* What you will do *
Give the material again in full, matching it exactly.

+++ Given data +++

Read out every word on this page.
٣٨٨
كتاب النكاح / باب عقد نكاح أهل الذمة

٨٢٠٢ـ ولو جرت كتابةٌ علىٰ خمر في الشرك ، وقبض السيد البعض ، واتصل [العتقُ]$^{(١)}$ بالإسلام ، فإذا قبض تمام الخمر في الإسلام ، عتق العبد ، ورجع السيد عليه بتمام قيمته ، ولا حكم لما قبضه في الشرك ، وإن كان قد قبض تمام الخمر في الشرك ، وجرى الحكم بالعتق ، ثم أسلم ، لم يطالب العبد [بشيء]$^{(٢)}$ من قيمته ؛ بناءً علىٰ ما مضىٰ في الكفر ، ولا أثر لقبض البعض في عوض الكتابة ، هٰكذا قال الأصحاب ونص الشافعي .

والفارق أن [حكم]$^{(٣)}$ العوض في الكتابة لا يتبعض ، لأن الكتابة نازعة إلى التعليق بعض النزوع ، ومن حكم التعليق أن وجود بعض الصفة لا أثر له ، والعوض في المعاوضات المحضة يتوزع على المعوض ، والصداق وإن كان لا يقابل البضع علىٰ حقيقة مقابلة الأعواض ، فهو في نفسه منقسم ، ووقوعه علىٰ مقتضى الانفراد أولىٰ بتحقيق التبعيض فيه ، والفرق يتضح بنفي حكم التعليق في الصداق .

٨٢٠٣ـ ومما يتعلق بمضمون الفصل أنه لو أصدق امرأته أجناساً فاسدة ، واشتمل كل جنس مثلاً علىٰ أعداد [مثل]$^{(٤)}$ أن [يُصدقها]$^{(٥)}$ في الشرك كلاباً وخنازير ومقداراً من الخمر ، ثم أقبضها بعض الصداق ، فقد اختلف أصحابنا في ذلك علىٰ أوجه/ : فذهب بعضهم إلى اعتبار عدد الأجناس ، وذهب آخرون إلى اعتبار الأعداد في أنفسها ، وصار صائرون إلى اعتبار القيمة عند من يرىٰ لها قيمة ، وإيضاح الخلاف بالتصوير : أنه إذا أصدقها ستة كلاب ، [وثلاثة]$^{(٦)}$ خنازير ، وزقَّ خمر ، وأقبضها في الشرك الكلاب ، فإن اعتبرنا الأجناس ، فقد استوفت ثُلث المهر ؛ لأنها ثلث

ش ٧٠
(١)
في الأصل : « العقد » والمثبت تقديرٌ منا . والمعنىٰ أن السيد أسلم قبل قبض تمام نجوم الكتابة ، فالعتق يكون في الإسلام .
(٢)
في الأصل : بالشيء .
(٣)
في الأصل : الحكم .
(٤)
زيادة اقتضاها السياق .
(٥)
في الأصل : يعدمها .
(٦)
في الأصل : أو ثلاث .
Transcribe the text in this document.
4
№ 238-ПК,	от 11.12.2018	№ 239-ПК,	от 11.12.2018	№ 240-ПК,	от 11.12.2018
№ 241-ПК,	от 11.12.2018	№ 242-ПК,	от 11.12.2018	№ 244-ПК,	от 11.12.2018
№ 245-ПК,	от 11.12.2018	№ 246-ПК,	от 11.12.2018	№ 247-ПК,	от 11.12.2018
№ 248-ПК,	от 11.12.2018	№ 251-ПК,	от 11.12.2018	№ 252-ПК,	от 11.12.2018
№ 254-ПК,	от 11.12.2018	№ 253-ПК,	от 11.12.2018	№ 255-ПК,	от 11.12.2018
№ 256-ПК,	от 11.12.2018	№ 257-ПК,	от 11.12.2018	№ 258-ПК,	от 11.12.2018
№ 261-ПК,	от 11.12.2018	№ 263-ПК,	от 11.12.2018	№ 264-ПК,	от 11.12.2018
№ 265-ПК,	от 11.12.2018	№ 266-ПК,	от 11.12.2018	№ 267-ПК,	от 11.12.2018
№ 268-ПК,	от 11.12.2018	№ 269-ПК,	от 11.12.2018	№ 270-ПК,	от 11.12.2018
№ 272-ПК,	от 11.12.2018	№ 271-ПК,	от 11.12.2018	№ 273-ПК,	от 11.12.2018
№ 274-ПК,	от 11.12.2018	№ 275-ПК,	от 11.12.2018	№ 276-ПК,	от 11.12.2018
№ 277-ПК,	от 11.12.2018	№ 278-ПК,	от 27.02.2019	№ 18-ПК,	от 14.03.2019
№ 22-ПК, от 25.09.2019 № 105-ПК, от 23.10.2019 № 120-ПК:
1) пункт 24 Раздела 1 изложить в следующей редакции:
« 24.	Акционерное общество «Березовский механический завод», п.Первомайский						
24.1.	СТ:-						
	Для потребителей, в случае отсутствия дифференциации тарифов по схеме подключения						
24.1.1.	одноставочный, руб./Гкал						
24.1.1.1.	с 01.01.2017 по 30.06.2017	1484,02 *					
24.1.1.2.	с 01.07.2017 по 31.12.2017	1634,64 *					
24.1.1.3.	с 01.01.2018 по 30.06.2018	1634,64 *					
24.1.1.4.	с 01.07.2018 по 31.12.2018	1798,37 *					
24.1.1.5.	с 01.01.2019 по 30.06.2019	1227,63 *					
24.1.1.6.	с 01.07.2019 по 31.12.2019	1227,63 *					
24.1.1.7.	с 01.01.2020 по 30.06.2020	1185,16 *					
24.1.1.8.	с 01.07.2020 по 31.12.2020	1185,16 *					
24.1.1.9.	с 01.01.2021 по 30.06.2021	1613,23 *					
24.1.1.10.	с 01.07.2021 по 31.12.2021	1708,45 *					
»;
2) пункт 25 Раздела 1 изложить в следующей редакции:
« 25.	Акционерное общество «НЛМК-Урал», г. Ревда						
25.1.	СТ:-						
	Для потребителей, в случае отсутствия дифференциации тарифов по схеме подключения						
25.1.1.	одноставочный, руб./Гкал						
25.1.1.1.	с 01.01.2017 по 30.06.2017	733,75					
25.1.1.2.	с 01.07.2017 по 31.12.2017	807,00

+++

* Expected answer *
Read out every word on this page.
٣٨٨
كتاب النكاح / باب عقد نكاح أهل الذمة

٨٢٠٢ـ ولو جرت كتابةٌ علىٰ خمر في الشرك ، وقبض السيد البعض ، واتصل [العتقُ]$^{(١)}$ بالإسلام ، فإذا قبض تمام الخمر في الإسلام ، عتق العبد ، ورجع السيد عليه بتمام قيمته ، ولا حكم لما قبضه في الشرك ، وإن كان قد قبض تمام الخمر في الشرك ، وجرى الحكم بالعتق ، ثم أسلم ، لم يطالب العبد [بشيء]$^{(٢)}$ من قيمته ؛ بناءً علىٰ ما مضىٰ في الكفر ، ولا أثر لقبض البعض في عوض الكتابة ، هٰكذا قال الأصحاب ونص الشافعي .

والفارق أن [حكم]$^{(٣)}$ العوض في الكتابة لا يتبعض ، لأن الكتابة نازعة إلى التعليق بعض النزوع ، ومن حكم التعليق أن وجود بعض الصفة لا أثر له ، والعوض في المعاوضات المحضة يتوزع على المعوض ، والصداق وإن كان لا يقابل البضع علىٰ حقيقة مقابلة الأعواض ، فهو في نفسه منقسم ، ووقوعه علىٰ مقتضى الانفراد أولىٰ بتحقيق التبعيض فيه ، والفرق يتضح بنفي حكم التعليق في الصداق .

٨٢٠٣ـ ومما يتعلق بمضمون الفصل أنه لو أصدق امرأته أجناساً فاسدة ، واشتمل كل جنس مثلاً علىٰ أعداد [مثل]$^{(٤)}$ أن [يُصدقها]$^{(٥)}$ في الشرك كلاباً وخنازير ومقداراً من الخمر ، ثم أقبضها بعض الصداق ، فقد اختلف أصحابنا في ذلك علىٰ أوجه/ : فذهب بعضهم إلى اعتبار عدد الأجناس ، وذهب آخرون إلى اعتبار الأعداد في أنفسها ، وصار صائرون إلى اعتبار القيمة عند من يرىٰ لها قيمة ، وإيضاح الخلاف بالتصوير : أنه إذا أصدقها ستة كلاب ، [وثلاثة]$^{(٦)}$ خنازير ، وزقَّ خمر ، وأقبضها في الشرك الكلاب ، فإن اعتبرنا الأجناس ، فقد استوفت ثُلث المهر ؛ لأنها ثلث

ش ٧٠
(١)
في الأصل : « العقد » والمثبت تقديرٌ منا . والمعنىٰ أن السيد أسلم قبل قبض تمام نجوم الكتابة ، فالعتق يكون في الإسلام .
(٢)
في الأصل : بالشيء .
(٣)
في الأصل : الحكم .
(٤)
زيادة اقتضاها السياق .
(٥)
في الأصل : يعدمها .
(٦)
في الأصل : أو ثلاث .
Transcribe the text in this document.
4
№ 238-ПК,	от 11.12.2018	№ 239-ПК,	от 11.12.2018	№ 240-ПК,	от 11.12.2018
№ 241-ПК,	от 11.12.2018	№ 242-ПК,	от 11.12.2018	№ 244-ПК,	от 11.12.2018
№ 245-ПК,	от 11.12.2018	№ 246-ПК,	от 11.12.2018	№ 247-ПК,	от 11.12.2018
№ 248-ПК,	от 11.12.2018	№ 251-ПК,	от 11.12.2018	№ 252-ПК,	от 11.12.2018
№ 254-ПК,	от 11.12.2018	№ 253-ПК,	от 11.12.2018	№ 255-ПК,	от 11.12.2018
№ 256-ПК,	от 11.12.2018	№ 257-ПК,	от 11.12.2018	№ 258-ПК,	от 11.12.2018
№ 261-ПК,	от 11.12.2018	№ 263-ПК,	от 11.12.2018	№ 264-ПК,	от 11.12.2018
№ 265-ПК,	от 11.12.2018	№ 266-ПК,	от 11.12.2018	№ 267-ПК,	от 11.12.2018
№ 268-ПК,	от 11.12.2018	№ 269-ПК,	от 11.12.2018	№ 270-ПК,	от 11.12.2018
№ 272-ПК,	от 11.12.2018	№ 271-ПК,	от 11.12.2018	№ 273-ПК,	от 11.12.2018
№ 274-ПК,	от 11.12.2018	№ 275-ПК,	от 11.12.2018	№ 276-ПК,	от 11.12.2018
№ 277-ПК,	от 11.12.2018	№ 278-ПК,	от 27.02.2019	№ 18-ПК,	от 14.03.2019
№ 22-ПК, от 25.09.2019 № 105-ПК, от 23.10.2019 № 120-ПК:
1) пункт 24 Раздела 1 изложить в следующей редакции:
« 24.	Акционерное общество «Березовский механический завод», п.Первомайский						
24.1.	СТ:-						
	Для потребителей, в случае отсутствия дифференциации тарифов по схеме подключения						
24.1.1.	одноставочный, руб./Гкал						
24.1.1.1.	с 01.01.2017 по 30.06.2017	1484,02 *					
24.1.1.2.	с 01.07.2017 по 31.12.2017	1634,64 *					
24.1.1.3.	с 01.01.2018 по 30.06.2018	1634,64 *					
24.1.1.4.	с 01.07.2018 по 31.12.2018	1798,37 *					
24.1.1.5.	с 01.01.2019 по 30.06.2019	1227,63 *					
24.1.1.6.	с 01.07.2019 по 31.12.2019	1227,63 *					
24.1.1.7.	с 01.01.2020 по 30.06.2020	1185,16 *					
24.1.1.8.	с 01.07.2020 по 31.12.2020	1185,16 *					
24.1.1.9.	с 01.01.2021 по 30.06.2021	1613,23 *					
24.1.1.10.	с 01.07.2021 по 31.12.2021	1708,45 *					
»;
2) пункт 25 Раздела 1 изложить в следующей редакции:
« 25.	Акционерное общество «НЛМК-Урал», г. Ревда						
25.1.	СТ:-						
	Для потребителей, в случае отсутствия дифференциации тарифов по схеме подключения						
25.1.1.	одноставочный, руб./Гкал						
25.1.1.1.	с 01.01.2017 по 30.06.2017	733,75					
25.1.1.2.	с 01.07.2017 по 31.12.2017	807,00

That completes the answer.